(Dataset excerpt)
^^^^^^^^

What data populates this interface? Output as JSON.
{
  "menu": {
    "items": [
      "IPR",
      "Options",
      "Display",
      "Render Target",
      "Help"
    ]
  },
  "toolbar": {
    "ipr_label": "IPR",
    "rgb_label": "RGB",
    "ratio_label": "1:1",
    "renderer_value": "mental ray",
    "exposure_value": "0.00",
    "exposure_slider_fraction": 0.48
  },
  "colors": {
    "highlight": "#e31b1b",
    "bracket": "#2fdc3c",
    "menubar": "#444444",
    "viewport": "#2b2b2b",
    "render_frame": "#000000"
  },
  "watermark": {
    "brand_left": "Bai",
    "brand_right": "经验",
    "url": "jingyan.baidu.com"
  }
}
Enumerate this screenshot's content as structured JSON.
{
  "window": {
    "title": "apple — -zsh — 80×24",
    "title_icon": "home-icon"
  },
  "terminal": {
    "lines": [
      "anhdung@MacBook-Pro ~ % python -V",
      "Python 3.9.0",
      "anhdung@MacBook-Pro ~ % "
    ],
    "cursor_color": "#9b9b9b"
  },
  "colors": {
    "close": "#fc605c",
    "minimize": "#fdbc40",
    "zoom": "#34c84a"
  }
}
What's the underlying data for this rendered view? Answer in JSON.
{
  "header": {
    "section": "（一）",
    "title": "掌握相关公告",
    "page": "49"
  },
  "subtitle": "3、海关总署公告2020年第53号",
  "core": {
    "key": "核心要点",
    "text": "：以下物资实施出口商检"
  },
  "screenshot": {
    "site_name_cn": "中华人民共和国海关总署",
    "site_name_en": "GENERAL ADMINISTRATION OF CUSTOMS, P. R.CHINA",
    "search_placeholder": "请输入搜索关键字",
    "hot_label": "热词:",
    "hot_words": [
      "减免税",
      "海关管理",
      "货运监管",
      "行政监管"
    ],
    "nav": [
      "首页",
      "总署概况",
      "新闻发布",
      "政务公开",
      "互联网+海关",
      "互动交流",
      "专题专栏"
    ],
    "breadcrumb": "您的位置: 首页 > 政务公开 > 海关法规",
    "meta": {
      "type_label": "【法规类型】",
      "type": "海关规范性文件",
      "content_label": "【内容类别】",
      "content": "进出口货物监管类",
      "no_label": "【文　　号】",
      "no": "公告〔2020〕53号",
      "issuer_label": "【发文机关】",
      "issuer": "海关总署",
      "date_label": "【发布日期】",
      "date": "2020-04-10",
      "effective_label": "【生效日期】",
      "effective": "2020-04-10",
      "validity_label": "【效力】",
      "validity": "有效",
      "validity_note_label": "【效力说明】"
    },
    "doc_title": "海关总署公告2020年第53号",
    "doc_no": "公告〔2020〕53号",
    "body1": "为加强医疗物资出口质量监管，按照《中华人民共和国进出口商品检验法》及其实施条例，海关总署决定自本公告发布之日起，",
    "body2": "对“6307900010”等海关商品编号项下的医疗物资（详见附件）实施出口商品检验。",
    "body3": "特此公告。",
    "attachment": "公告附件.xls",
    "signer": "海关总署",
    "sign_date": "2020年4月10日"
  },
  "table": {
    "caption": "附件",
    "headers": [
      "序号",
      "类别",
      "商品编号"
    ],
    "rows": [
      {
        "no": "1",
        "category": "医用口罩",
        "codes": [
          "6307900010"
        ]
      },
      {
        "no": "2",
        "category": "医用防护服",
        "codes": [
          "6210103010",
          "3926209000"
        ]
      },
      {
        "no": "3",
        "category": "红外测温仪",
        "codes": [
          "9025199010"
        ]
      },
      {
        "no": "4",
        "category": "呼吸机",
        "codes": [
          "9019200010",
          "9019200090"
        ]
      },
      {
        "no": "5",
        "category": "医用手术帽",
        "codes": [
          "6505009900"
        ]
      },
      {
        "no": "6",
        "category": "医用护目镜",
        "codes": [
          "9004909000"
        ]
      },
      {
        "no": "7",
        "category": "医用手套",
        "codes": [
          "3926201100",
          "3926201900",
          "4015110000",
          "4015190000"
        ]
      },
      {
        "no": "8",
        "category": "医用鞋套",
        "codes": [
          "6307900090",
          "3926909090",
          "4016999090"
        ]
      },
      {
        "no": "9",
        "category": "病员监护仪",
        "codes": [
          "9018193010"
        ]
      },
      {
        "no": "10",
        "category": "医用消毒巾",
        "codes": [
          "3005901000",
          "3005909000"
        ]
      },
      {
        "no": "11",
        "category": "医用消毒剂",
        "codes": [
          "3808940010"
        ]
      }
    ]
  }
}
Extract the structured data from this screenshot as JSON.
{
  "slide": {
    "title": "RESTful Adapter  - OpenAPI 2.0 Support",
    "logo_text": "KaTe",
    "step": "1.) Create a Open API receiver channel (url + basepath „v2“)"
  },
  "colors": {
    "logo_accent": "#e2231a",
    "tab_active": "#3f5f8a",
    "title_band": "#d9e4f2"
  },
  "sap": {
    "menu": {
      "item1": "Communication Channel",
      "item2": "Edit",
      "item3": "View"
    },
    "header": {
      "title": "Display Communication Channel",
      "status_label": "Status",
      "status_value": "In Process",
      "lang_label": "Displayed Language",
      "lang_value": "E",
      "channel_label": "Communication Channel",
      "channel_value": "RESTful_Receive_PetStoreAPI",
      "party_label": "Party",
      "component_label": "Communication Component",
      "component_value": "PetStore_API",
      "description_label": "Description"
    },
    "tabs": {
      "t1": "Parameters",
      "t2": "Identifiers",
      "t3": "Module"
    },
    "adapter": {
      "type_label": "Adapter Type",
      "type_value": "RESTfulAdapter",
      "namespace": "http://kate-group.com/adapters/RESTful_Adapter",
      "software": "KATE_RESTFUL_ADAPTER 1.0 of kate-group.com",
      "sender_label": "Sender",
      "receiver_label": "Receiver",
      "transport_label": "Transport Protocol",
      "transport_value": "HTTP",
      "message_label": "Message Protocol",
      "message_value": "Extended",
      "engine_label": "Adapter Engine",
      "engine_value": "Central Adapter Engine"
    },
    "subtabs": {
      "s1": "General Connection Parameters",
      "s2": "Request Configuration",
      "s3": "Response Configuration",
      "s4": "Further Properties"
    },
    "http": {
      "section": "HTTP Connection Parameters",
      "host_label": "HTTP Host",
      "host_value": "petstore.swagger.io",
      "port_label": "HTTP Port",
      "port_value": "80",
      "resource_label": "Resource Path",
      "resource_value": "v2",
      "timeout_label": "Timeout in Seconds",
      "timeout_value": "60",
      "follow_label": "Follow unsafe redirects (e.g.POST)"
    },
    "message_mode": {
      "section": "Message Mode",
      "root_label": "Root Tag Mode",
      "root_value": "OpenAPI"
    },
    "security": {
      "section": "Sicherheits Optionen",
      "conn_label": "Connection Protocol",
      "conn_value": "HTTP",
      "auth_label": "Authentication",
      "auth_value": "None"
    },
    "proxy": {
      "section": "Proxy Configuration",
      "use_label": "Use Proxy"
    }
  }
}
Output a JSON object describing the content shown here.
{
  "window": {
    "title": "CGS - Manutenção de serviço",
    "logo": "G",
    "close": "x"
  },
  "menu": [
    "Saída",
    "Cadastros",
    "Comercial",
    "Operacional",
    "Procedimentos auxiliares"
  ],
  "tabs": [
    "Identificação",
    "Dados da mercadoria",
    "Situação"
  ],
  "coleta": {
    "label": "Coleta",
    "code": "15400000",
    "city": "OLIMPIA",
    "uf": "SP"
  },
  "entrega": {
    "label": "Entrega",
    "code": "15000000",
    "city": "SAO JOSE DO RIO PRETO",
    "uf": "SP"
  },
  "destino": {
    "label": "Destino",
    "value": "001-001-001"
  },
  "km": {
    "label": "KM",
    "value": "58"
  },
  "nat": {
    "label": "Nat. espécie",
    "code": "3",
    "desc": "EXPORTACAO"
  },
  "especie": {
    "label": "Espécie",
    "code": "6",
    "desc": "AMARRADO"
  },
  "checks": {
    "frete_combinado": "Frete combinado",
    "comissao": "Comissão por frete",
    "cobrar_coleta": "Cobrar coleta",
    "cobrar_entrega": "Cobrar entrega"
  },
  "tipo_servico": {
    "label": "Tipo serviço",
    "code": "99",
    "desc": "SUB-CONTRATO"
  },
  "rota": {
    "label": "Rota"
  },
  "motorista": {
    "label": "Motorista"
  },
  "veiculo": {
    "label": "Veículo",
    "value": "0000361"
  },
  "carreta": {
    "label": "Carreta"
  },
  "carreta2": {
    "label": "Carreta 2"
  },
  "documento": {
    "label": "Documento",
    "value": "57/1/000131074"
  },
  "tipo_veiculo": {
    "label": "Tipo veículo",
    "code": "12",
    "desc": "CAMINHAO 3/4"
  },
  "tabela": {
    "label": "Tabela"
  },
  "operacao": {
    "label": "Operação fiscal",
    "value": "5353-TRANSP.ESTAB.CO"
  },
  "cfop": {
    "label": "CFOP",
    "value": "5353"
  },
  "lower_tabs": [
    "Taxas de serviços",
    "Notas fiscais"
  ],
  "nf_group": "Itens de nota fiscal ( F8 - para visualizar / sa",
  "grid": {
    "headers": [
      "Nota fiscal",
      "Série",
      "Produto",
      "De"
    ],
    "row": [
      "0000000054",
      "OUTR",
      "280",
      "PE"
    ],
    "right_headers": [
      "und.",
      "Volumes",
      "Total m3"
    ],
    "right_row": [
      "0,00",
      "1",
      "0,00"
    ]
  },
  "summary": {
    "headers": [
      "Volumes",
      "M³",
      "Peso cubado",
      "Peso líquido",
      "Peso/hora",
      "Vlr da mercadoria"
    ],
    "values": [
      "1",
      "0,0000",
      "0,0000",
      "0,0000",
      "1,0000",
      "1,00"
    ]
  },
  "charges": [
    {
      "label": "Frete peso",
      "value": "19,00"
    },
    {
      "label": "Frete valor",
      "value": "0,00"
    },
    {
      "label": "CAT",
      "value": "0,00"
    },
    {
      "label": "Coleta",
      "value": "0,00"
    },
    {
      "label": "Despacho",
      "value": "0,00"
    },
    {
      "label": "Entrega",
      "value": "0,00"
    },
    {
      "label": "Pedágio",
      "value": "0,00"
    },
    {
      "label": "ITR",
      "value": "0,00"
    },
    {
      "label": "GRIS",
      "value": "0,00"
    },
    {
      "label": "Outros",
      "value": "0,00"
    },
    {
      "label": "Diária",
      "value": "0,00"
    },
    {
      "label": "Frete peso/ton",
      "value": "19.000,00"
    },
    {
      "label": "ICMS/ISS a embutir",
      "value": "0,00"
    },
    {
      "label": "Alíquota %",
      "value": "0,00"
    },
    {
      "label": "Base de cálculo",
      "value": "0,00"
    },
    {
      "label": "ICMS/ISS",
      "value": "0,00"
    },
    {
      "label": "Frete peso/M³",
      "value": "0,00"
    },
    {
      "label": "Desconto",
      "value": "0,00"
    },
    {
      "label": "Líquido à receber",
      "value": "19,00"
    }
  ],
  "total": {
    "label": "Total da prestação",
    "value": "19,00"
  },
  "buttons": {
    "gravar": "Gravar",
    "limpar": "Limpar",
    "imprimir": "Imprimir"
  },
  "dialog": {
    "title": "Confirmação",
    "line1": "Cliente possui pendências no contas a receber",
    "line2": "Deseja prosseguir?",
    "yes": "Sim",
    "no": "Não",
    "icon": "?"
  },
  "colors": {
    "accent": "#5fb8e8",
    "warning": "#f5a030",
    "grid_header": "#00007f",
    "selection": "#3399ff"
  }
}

^^^^^^^^

▸ DESCRIPTION OF THE TASK
Only the number is wanted: how many lines of the material above include the word "section"?

▸ RESULT OF THIS TASK
5